(Chart and figure data)

• • • • • • •

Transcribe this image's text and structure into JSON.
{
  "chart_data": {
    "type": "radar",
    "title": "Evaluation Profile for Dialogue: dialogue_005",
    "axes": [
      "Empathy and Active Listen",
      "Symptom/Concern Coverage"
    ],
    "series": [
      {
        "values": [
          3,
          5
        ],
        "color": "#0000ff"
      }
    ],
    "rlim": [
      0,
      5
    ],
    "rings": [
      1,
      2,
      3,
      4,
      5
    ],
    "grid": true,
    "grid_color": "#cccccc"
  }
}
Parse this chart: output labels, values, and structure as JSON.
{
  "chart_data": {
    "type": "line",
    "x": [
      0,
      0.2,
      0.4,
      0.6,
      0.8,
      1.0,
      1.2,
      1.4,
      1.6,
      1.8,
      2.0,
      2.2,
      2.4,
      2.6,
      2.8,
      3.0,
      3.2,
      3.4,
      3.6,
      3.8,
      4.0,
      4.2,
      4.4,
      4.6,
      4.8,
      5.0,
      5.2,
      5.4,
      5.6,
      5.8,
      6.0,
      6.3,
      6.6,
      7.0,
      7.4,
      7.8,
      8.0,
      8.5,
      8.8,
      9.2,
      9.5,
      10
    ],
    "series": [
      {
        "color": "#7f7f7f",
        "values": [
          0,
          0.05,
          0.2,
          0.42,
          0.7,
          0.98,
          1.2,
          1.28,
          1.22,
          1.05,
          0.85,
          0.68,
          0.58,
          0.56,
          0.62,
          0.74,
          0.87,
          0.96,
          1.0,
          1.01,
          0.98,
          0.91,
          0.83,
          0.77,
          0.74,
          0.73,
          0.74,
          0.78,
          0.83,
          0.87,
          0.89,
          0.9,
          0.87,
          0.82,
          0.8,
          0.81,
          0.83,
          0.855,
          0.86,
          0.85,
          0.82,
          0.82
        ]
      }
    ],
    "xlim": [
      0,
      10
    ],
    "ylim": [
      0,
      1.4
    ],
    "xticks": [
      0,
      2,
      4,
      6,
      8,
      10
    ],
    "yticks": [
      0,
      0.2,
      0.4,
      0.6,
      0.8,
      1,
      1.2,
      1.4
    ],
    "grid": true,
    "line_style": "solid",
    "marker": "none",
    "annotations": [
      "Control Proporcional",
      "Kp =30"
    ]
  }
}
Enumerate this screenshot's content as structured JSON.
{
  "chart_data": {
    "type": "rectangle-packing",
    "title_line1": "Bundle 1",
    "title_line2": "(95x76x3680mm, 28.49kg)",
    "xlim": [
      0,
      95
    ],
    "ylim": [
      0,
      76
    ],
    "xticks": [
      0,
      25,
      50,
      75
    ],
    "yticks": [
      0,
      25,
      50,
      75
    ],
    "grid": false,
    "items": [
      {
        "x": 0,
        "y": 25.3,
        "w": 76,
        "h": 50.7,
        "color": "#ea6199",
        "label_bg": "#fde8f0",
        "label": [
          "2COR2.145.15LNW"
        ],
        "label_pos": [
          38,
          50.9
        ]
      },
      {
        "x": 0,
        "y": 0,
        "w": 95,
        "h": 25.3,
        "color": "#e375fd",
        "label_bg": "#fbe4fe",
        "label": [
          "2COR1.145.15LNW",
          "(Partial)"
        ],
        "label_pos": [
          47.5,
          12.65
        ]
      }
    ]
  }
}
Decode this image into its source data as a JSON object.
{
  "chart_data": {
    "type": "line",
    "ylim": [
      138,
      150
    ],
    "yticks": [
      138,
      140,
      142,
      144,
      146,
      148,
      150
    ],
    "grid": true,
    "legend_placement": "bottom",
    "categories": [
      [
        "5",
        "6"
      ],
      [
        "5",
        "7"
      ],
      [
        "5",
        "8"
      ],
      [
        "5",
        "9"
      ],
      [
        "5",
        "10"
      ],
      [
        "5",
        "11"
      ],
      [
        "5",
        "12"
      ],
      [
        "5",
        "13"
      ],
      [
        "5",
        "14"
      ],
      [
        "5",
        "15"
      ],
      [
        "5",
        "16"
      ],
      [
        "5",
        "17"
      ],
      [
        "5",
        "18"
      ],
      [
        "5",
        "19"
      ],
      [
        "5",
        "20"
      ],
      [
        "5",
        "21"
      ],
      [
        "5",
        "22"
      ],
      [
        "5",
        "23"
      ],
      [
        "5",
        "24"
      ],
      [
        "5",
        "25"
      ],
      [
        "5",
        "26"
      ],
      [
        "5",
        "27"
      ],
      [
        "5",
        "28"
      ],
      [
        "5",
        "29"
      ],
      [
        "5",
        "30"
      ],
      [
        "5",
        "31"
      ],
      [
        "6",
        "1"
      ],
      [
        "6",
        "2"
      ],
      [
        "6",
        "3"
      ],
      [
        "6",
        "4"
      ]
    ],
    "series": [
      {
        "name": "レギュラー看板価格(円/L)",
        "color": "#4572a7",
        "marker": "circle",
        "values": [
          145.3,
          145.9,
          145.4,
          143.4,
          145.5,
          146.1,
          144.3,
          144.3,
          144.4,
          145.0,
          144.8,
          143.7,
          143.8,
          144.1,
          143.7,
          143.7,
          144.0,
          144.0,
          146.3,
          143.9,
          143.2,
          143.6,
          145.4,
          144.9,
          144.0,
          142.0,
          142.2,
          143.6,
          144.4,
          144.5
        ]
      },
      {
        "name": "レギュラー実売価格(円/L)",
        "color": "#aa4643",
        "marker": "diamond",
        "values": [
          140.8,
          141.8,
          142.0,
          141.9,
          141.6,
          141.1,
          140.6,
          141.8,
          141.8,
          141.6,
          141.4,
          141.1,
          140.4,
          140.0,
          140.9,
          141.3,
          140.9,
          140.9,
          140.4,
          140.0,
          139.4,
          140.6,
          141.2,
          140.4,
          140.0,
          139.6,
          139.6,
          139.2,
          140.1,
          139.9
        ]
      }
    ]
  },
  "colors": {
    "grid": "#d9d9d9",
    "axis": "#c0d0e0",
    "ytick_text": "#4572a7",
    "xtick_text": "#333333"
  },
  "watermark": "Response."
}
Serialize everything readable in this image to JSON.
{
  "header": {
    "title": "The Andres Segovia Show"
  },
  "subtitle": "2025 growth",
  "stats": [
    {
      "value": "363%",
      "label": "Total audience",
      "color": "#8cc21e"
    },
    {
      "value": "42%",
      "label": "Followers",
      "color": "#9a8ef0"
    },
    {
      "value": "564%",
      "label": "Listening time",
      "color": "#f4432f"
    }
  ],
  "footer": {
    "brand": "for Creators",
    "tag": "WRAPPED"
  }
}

• • • • • • •

#### TASK GOAL:
Exactly reproduce all of the entries.

#### ANSWER TO THE TASK:
Transcribe this image's text and structure into JSON.
{
  "chart_data": {
    "type": "radar",
    "title": "Evaluation Profile for Dialogue: dialogue_005",
    "axes": [
      "Empathy and Active Listen",
      "Symptom/Concern Coverage"
    ],
    "series": [
      {
        "values": [
          3,
          5
        ],
        "color": "#0000ff"
      }
    ],
    "rlim": [
      0,
      5
    ],
    "rings": [
      1,
      2,
      3,
      4,
      5
    ],
    "grid": true,
    "grid_color": "#cccccc"
  }
}
Parse this chart: output labels, values, and structure as JSON.
{
  "chart_data": {
    "type": "line",
    "x": [
      0,
      0.2,
      0.4,
      0.6,
      0.8,
      1.0,
      1.2,
      1.4,
      1.6,
      1.8,
      2.0,
      2.2,
      2.4,
      2.6,
      2.8,
      3.0,
      3.2,
      3.4,
      3.6,
      3.8,
      4.0,
      4.2,
      4.4,
      4.6,
      4.8,
      5.0,
      5.2,
      5.4,
      5.6,
      5.8,
      6.0,
      6.3,
      6.6,
      7.0,
      7.4,
      7.8,
      8.0,
      8.5,
      8.8,
      9.2,
      9.5,
      10
    ],
    "series": [
      {
        "color": "#7f7f7f",
        "values": [
          0,
          0.05,
          0.2,
          0.42,
          0.7,
          0.98,
          1.2,
          1.28,
          1.22,
          1.05,
          0.85,
          0.68,
          0.58,
          0.56,
          0.62,
          0.74,
          0.87,
          0.96,
          1.0,
          1.01,
          0.98,
          0.91,
          0.83,
          0.77,
          0.74,
          0.73,
          0.74,
          0.78,
          0.83,
          0.87,
          0.89,
          0.9,
          0.87,
          0.82,
          0.8,
          0.81,
          0.83,
          0.855,
          0.86,
          0.85,
          0.82,
          0.82
        ]
      }
    ],
    "xlim": [
      0,
      10
    ],
    "ylim": [
      0,
      1.4
    ],
    "xticks": [
      0,
      2,
      4,
      6,
      8,
      10
    ],
    "yticks": [
      0,
      0.2,
      0.4,
      0.6,
      0.8,
      1,
      1.2,
      1.4
    ],
    "grid": true,
    "line_style": "solid",
    "marker": "none",
    "annotations": [
      "Control Proporcional",
      "Kp =30"
    ]
  }
}
Enumerate this screenshot's content as structured JSON.
{
  "chart_data": {
    "type": "rectangle-packing",
    "title_line1": "Bundle 1",
    "title_line2": "(95x76x3680mm, 28.49kg)",
    "xlim": [
      0,
      95
    ],
    "ylim": [
      0,
      76
    ],
    "xticks": [
      0,
      25,
      50,
      75
    ],
    "yticks": [
      0,
      25,
      50,
      75
    ],
    "grid": false,
    "items": [
      {
        "x": 0,
        "y": 25.3,
        "w": 76,
        "h": 50.7,
        "color": "#ea6199",
        "label_bg": "#fde8f0",
        "label": [
          "2COR2.145.15LNW"
        ],
        "label_pos": [
          38,
          50.9
        ]
      },
      {
        "x": 0,
        "y": 0,
        "w": 95,
        "h": 25.3,
        "color": "#e375fd",
        "label_bg": "#fbe4fe",
        "label": [
          "2COR1.145.15LNW",
          "(Partial)"
        ],
        "label_pos": [
          47.5,
          12.65
        ]
      }
    ]
  }
}
Decode this image into its source data as a JSON object.
{
  "chart_data": {
    "type": "line",
    "ylim": [
      138,
      150
    ],
    "yticks": [
      138,
      140,
      142,
      144,
      146,
      148,
      150
    ],
    "grid": true,
    "legend_placement": "bottom",
    "categories": [
      [
        "5",
        "6"
      ],
      [
        "5",
        "7"
      ],
      [
        "5",
        "8"
      ],
      [
        "5",
        "9"
      ],
      [
        "5",
        "10"
      ],
      [
        "5",
        "11"
      ],
      [
        "5",
        "12"
      ],
      [
        "5",
        "13"
      ],
      [
        "5",
        "14"
      ],
      [
        "5",
        "15"
      ],
      [
        "5",
        "16"
      ],
      [
        "5",
        "17"
      ],
      [
        "5",
        "18"
      ],
      [
        "5",
        "19"
      ],
      [
        "5",
        "20"
      ],
      [
        "5",
        "21"
      ],
      [
        "5",
        "22"
      ],
      [
        "5",
        "23"
      ],
      [
        "5",
        "24"
      ],
      [
        "5",
        "25"
      ],
      [
        "5",
        "26"
      ],
      [
        "5",
        "27"
      ],
      [
        "5",
        "28"
      ],
      [
        "5",
        "29"
      ],
      [
        "5",
        "30"
      ],
      [
        "5",
        "31"
      ],
      [
        "6",
        "1"
      ],
      [
        "6",
        "2"
      ],
      [
        "6",
        "3"
      ],
      [
        "6",
        "4"
      ]
    ],
    "series": [
      {
        "name": "レギュラー看板価格(円/L)",
        "color": "#4572a7",
        "marker": "circle",
        "values": [
          145.3,
          145.9,
          145.4,
          143.4,
          145.5,
          146.1,
          144.3,
          144.3,
          144.4,
          145.0,
          144.8,
          143.7,
          143.8,
          144.1,
          143.7,
          143.7,
          144.0,
          144.0,
          146.3,
          143.9,
          143.2,
          143.6,
          145.4,
          144.9,
          144.0,
          142.0,
          142.2,
          143.6,
          144.4,
          144.5
        ]
      },
      {
        "name": "レギュラー実売価格(円/L)",
        "color": "#aa4643",
        "marker": "diamond",
        "values": [
          140.8,
          141.8,
          142.0,
          141.9,
          141.6,
          141.1,
          140.6,
          141.8,
          141.8,
          141.6,
          141.4,
          141.1,
          140.4,
          140.0,
          140.9,
          141.3,
          140.9,
          140.9,
          140.4,
          140.0,
          139.4,
          140.6,
          141.2,
          140.4,
          140.0,
          139.6,
          139.6,
          139.2,
          140.1,
          139.9
        ]
      }
    ]
  },
  "colors": {
    "grid": "#d9d9d9",
    "axis": "#c0d0e0",
    "ytick_text": "#4572a7",
    "xtick_text": "#333333"
  },
  "watermark": "Response."
}
Serialize everything readable in this image to JSON.
{
  "header": {
    "title": "The Andres Segovia Show"
  },
  "subtitle": "2025 growth",
  "stats": [
    {
      "value": "363%",
      "label": "Total audience",
      "color": "#8cc21e"
    },
    {
      "value": "42%",
      "label": "Followers",
      "color": "#9a8ef0"
    },
    {
      "value": "564%",
      "label": "Listening time",
      "color": "#f4432f"
    }
  ],
  "footer": {
    "brand": "for Creators",
    "tag": "WRAPPED"
  }
}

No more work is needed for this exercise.